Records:
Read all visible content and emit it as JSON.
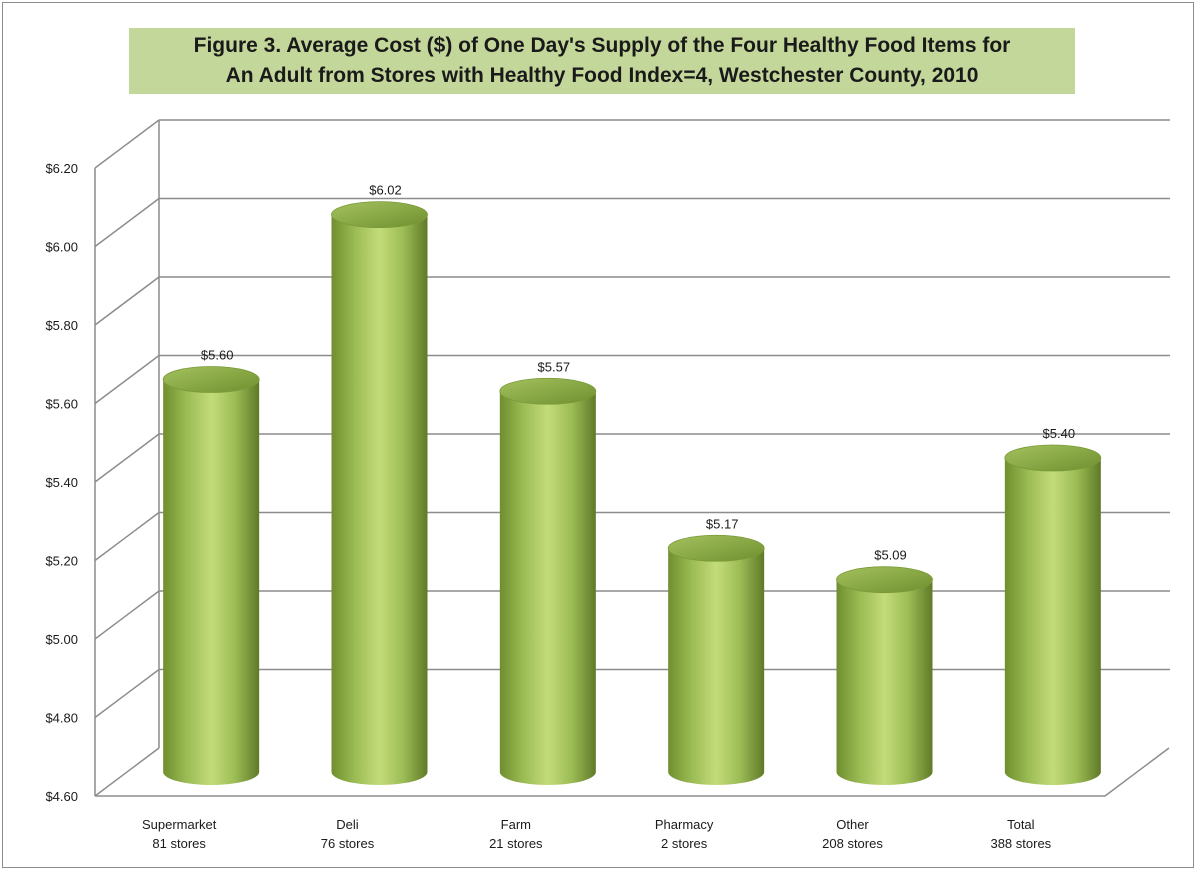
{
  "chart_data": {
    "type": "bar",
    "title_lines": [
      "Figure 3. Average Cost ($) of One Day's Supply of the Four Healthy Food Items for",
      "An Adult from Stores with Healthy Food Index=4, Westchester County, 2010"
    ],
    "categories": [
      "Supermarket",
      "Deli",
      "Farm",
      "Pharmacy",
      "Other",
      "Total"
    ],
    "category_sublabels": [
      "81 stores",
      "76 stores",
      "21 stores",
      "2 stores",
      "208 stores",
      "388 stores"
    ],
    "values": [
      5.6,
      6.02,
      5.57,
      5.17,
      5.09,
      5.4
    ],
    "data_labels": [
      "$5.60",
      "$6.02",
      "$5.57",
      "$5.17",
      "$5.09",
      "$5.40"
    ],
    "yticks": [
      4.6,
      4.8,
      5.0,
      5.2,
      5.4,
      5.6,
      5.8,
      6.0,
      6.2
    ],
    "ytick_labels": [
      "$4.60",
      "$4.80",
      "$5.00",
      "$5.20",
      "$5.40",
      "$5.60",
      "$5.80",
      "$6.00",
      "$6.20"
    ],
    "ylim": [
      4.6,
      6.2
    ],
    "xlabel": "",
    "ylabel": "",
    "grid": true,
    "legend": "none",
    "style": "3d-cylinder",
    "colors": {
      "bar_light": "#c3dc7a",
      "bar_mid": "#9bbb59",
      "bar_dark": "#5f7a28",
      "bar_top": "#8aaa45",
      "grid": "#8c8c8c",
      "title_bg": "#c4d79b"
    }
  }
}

==

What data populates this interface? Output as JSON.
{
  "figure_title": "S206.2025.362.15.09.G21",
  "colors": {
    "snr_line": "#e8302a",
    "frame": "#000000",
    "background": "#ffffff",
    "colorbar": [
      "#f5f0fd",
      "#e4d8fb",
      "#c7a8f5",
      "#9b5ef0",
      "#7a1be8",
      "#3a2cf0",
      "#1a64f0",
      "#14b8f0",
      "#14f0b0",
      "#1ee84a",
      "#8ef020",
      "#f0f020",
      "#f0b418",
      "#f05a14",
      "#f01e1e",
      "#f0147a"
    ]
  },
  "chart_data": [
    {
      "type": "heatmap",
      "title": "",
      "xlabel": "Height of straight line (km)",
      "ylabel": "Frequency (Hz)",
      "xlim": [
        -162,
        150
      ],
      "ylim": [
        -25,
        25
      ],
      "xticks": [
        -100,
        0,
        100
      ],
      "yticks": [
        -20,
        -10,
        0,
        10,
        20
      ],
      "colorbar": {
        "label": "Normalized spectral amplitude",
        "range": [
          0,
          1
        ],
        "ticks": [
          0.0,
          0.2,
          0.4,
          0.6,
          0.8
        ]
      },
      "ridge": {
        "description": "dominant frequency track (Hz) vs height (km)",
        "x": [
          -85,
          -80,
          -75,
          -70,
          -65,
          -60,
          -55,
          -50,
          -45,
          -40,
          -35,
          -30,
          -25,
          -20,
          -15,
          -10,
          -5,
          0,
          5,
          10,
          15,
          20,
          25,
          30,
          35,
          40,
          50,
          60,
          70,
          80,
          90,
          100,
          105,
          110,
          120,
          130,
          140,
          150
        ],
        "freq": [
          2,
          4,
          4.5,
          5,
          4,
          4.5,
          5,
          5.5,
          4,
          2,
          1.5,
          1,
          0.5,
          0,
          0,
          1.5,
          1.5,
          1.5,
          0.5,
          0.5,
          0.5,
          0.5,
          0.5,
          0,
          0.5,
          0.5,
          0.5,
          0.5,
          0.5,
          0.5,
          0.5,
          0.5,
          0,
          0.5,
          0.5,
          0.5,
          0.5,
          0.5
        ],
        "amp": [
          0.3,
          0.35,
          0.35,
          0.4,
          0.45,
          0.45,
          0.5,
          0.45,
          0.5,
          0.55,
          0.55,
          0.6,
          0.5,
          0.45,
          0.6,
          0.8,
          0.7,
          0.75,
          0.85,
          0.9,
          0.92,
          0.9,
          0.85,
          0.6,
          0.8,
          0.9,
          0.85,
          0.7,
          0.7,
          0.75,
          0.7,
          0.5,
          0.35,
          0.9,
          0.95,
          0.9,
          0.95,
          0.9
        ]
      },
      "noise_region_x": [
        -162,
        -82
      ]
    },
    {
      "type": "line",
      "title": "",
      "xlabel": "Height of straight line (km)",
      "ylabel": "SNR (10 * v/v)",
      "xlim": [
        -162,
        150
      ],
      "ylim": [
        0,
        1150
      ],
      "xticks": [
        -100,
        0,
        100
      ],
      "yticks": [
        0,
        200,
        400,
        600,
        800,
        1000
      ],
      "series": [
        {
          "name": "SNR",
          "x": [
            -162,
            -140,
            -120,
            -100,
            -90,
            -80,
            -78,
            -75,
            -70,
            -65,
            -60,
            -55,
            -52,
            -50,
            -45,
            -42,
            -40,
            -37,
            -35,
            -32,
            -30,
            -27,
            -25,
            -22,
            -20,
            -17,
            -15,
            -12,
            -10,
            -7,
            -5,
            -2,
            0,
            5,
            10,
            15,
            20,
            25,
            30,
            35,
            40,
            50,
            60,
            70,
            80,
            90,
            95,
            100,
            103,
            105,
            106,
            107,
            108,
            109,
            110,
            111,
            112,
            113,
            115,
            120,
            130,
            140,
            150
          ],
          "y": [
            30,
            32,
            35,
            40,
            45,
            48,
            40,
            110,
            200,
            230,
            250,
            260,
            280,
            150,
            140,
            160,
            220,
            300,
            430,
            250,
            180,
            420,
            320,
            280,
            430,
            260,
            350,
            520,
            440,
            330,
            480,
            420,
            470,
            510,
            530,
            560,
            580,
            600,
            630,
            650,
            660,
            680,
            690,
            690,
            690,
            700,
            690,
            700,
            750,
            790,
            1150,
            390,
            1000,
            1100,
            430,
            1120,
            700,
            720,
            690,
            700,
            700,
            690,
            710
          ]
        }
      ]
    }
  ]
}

* **Aim**
Extract every line containing the string "Healthy" from the data above.

* **Result below**
      "Figure 3. Average Cost ($) of One Day's Supply of the Four Healthy Food Items for",
      "An Adult from Stores with Healthy Food Index=4, Westchester County, 2010"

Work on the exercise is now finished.